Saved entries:
+---+
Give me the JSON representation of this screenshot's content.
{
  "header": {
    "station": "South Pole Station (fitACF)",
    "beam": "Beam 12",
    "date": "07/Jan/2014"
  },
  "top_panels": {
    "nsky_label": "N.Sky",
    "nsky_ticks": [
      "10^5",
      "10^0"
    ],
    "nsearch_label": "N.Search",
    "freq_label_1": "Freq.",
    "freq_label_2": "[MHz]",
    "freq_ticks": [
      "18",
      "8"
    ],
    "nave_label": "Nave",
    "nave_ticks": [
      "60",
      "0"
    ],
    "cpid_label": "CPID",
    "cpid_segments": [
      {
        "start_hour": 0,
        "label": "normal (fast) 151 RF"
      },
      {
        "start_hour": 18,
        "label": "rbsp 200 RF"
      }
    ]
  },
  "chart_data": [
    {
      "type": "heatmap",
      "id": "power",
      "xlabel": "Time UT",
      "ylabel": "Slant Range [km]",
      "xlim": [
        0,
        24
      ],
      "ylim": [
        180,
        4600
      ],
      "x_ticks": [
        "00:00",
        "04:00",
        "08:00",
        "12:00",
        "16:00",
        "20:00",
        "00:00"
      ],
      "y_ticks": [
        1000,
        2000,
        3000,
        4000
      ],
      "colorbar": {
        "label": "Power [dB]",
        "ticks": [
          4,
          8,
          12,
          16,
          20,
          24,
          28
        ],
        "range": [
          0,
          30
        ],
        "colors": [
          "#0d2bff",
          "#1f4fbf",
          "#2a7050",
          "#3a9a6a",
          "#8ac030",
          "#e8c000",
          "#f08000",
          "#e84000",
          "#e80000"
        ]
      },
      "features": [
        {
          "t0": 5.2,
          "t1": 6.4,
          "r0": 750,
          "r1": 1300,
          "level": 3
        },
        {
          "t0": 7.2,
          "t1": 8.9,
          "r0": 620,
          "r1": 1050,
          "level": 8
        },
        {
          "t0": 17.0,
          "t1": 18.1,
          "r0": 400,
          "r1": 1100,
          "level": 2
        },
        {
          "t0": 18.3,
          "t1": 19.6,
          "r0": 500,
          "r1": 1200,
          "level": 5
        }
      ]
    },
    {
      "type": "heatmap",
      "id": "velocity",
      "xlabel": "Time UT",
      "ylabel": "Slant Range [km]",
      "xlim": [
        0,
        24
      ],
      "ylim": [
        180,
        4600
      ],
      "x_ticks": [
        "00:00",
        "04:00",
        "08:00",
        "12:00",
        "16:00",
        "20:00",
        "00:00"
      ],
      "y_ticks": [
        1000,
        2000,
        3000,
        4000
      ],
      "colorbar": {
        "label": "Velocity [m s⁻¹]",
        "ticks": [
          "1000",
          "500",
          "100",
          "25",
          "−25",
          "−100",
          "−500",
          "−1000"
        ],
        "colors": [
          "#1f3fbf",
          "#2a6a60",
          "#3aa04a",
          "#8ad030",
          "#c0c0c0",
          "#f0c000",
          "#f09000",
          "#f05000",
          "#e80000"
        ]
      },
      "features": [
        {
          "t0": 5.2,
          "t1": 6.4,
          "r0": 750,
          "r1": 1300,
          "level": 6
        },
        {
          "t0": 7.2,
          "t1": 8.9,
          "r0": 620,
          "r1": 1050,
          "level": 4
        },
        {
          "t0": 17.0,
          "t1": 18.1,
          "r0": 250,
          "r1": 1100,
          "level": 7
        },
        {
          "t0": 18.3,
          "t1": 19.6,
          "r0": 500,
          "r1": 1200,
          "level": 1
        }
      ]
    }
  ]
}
+---+
Short task: Reproduce each line of the material above precisely.

Complete response:
Give me the JSON representation of this screenshot's content.
{
  "header": {
    "station": "South Pole Station (fitACF)",
    "beam": "Beam 12",
    "date": "07/Jan/2014"
  },
  "top_panels": {
    "nsky_label": "N.Sky",
    "nsky_ticks": [
      "10^5",
      "10^0"
    ],
    "nsearch_label": "N.Search",
    "freq_label_1": "Freq.",
    "freq_label_2": "[MHz]",
    "freq_ticks": [
      "18",
      "8"
    ],
    "nave_label": "Nave",
    "nave_ticks": [
      "60",
      "0"
    ],
    "cpid_label": "CPID",
    "cpid_segments": [
      {
        "start_hour": 0,
        "label": "normal (fast) 151 RF"
      },
      {
        "start_hour": 18,
        "label": "rbsp 200 RF"
      }
    ]
  },
  "chart_data": [
    {
      "type": "heatmap",
      "id": "power",
      "xlabel": "Time UT",
      "ylabel": "Slant Range [km]",
      "xlim": [
        0,
        24
      ],
      "ylim": [
        180,
        4600
      ],
      "x_ticks": [
        "00:00",
        "04:00",
        "08:00",
        "12:00",
        "16:00",
        "20:00",
        "00:00"
      ],
      "y_ticks": [
        1000,
        2000,
        3000,
        4000
      ],
      "colorbar": {
        "label": "Power [dB]",
        "ticks": [
          4,
          8,
          12,
          16,
          20,
          24,
          28
        ],
        "range": [
          0,
          30
        ],
        "colors": [
          "#0d2bff",
          "#1f4fbf",
          "#2a7050",
          "#3a9a6a",
          "#8ac030",
          "#e8c000",
          "#f08000",
          "#e84000",
          "#e80000"
        ]
      },
      "features": [
        {
          "t0": 5.2,
          "t1": 6.4,
          "r0": 750,
          "r1": 1300,
          "level": 3
        },
        {
          "t0": 7.2,
          "t1": 8.9,
          "r0": 620,
          "r1": 1050,
          "level": 8
        },
        {
          "t0": 17.0,
          "t1": 18.1,
          "r0": 400,
          "r1": 1100,
          "level": 2
        },
        {
          "t0": 18.3,
          "t1": 19.6,
          "r0": 500,
          "r1": 1200,
          "level": 5
        }
      ]
    },
    {
      "type": "heatmap",
      "id": "velocity",
      "xlabel": "Time UT",
      "ylabel": "Slant Range [km]",
      "xlim": [
        0,
        24
      ],
      "ylim": [
        180,
        4600
      ],
      "x_ticks": [
        "00:00",
        "04:00",
        "08:00",
        "12:00",
        "16:00",
        "20:00",
        "00:00"
      ],
      "y_ticks": [
        1000,
        2000,
        3000,
        4000
      ],
      "colorbar": {
        "label": "Velocity [m s⁻¹]",
        "ticks": [
          "1000",
          "500",
          "100",
          "25",
          "−25",
          "−100",
          "−500",
          "−1000"
        ],
        "colors": [
          "#1f3fbf",
          "#2a6a60",
          "#3aa04a",
          "#8ad030",
          "#c0c0c0",
          "#f0c000",
          "#f09000",
          "#f05000",
          "#e80000"
        ]
      },
      "features": [
        {
          "t0": 5.2,
          "t1": 6.4,
          "r0": 750,
          "r1": 1300,
          "level": 6
        },
        {
          "t0": 7.2,
          "t1": 8.9,
          "r0": 620,
          "r1": 1050,
          "level": 4
        },
        {
          "t0": 17.0,
          "t1": 18.1,
          "r0": 250,
          "r1": 1100,
          "level": 7
        },
        {
          "t0": 18.3,
          "t1": 19.6,
          "r0": 500,
          "r1": 1200,
          "level": 1
        }
      ]
    }
  ]
}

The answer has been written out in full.